§ REQUEST
Where a line below holds the string "石家庄市", copy that line.
....
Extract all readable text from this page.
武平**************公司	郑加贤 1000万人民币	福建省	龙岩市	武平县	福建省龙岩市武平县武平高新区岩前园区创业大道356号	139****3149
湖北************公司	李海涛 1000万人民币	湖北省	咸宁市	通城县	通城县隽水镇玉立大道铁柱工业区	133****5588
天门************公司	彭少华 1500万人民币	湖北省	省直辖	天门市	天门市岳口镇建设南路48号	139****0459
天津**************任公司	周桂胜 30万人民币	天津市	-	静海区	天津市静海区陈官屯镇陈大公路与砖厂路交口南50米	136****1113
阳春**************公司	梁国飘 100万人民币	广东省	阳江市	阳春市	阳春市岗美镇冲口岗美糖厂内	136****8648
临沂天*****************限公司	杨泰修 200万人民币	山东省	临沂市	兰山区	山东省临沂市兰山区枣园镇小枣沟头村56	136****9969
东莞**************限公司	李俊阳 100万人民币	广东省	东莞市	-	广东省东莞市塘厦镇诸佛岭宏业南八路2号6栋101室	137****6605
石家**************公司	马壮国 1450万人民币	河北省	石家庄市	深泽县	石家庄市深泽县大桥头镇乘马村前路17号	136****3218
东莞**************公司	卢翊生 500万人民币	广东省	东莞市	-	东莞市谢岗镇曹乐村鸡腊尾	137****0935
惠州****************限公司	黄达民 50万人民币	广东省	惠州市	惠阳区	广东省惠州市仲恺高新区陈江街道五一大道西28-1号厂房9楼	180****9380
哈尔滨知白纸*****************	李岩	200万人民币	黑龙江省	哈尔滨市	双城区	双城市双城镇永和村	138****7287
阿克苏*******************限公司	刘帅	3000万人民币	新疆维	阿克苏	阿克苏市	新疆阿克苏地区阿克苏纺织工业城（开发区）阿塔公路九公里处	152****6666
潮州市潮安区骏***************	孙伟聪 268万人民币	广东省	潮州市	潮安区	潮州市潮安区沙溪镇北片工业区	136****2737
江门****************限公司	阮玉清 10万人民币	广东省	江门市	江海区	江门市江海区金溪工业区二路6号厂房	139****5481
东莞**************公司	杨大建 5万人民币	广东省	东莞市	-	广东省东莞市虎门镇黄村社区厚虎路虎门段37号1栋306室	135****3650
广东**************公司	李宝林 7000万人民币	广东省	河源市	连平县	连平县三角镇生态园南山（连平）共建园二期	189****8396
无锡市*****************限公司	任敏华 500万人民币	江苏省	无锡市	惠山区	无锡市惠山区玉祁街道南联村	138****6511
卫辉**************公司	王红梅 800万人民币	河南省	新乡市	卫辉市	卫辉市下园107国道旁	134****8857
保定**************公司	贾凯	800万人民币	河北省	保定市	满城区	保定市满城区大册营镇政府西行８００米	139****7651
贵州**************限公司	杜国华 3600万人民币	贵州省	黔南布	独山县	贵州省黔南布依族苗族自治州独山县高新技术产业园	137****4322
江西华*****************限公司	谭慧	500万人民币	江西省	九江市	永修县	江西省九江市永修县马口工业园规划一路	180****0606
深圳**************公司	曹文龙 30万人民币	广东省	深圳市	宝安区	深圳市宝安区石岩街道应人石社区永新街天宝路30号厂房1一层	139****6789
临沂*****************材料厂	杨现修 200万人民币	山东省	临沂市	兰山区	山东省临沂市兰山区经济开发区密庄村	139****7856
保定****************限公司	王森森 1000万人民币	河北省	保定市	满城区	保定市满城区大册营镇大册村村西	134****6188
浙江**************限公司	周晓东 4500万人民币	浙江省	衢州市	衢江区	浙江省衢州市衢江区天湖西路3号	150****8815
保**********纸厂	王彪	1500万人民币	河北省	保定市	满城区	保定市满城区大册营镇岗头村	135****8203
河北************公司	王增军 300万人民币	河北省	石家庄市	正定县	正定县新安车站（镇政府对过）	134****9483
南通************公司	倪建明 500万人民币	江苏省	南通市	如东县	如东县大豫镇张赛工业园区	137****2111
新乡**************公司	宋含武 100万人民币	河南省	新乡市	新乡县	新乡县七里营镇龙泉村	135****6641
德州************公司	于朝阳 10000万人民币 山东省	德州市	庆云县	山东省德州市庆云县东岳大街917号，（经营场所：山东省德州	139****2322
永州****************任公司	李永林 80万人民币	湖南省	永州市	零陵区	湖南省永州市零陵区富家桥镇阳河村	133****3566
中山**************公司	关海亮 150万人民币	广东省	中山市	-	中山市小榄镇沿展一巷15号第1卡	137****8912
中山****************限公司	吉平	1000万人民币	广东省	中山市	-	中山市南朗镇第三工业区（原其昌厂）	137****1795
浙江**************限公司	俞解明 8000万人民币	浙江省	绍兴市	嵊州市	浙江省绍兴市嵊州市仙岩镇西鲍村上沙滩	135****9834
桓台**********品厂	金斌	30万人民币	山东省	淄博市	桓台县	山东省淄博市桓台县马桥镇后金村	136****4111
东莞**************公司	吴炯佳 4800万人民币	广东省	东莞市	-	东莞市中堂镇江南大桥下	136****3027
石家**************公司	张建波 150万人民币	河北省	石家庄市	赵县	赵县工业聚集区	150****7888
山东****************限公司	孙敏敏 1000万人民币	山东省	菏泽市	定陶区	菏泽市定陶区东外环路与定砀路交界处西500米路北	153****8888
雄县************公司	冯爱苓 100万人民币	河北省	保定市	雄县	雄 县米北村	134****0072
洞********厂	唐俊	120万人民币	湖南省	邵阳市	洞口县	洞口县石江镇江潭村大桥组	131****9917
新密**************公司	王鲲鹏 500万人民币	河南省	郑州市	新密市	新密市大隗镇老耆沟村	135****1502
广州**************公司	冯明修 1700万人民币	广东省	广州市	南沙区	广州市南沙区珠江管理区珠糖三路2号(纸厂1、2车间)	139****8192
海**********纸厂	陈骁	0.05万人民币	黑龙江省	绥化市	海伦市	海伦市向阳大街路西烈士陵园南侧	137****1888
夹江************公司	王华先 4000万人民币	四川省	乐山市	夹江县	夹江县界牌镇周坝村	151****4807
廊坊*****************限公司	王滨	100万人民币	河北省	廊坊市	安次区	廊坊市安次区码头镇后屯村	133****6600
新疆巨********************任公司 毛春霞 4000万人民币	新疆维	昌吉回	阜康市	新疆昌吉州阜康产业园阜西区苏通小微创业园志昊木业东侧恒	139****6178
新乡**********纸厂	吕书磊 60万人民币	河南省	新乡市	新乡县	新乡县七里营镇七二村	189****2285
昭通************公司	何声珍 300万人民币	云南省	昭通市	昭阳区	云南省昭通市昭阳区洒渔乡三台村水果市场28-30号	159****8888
....
§ ANSWER TO THE EXERCISE
石家**************公司	马壮国 1450万人民币	河北省	石家庄市	深泽县	石家庄市深泽县大桥头镇乘马村前路17号	136****3218
河北************公司	王增军 300万人民币	河北省	石家庄市	正定县	正定县新安车站（镇政府对过）	134****9483
石家**************公司	张建波 150万人民币	河北省	石家庄市	赵县	赵县工业聚集区	150****7888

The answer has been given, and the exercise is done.